begin Dataset rows

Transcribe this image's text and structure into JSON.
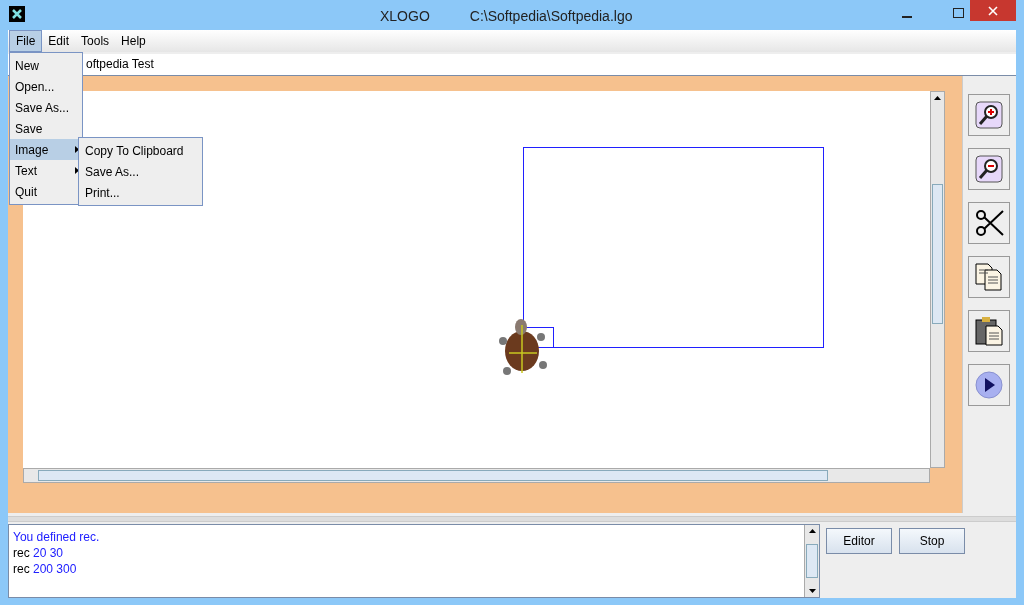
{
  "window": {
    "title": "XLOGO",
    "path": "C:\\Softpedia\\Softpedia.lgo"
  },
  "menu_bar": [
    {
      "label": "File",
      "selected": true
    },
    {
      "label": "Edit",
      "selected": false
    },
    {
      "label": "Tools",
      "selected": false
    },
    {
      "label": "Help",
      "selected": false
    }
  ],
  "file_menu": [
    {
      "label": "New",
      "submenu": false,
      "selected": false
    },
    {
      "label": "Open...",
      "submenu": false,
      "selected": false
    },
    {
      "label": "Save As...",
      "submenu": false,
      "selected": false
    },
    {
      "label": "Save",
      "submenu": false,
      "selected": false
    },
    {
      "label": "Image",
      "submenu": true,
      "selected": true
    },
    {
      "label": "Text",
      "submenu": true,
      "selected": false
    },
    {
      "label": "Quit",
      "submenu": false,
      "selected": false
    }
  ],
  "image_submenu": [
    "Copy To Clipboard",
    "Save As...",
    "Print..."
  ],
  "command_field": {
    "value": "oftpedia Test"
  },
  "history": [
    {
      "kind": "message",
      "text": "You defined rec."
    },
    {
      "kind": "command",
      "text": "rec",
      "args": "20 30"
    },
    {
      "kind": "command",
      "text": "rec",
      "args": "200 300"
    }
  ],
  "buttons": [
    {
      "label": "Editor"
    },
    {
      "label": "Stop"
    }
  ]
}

end Dataset rows

» **Exercise goal**:
Without including the pictures, return each record above exactly as it stands.

» **Written reply**:
Transcribe this image's text and structure into JSON.
{
  "window": {
    "title": "XLOGO",
    "path": "C:\\Softpedia\\Softpedia.lgo"
  },
  "menu_bar": [
    {
      "label": "File",
      "selected": true
    },
    {
      "label": "Edit",
      "selected": false
    },
    {
      "label": "Tools",
      "selected": false
    },
    {
      "label": "Help",
      "selected": false
    }
  ],
  "file_menu": [
    {
      "label": "New",
      "submenu": false,
      "selected": false
    },
    {
      "label": "Open...",
      "submenu": false,
      "selected": false
    },
    {
      "label": "Save As...",
      "submenu": false,
      "selected": false
    },
    {
      "label": "Save",
      "submenu": false,
      "selected": false
    },
    {
      "label": "Image",
      "submenu": true,
      "selected": true
    },
    {
      "label": "Text",
      "submenu": true,
      "selected": false
    },
    {
      "label": "Quit",
      "submenu": false,
      "selected": false
    }
  ],
  "image_submenu": [
    "Copy To Clipboard",
    "Save As...",
    "Print..."
  ],
  "command_field": {
    "value": "oftpedia Test"
  },
  "history": [
    {
      "kind": "message",
      "text": "You defined rec."
    },
    {
      "kind": "command",
      "text": "rec",
      "args": "20 30"
    },
    {
      "kind": "command",
      "text": "rec",
      "args": "200 300"
    }
  ],
  "buttons": [
    {
      "label": "Editor"
    },
    {
      "label": "Stop"
    }
  ]
}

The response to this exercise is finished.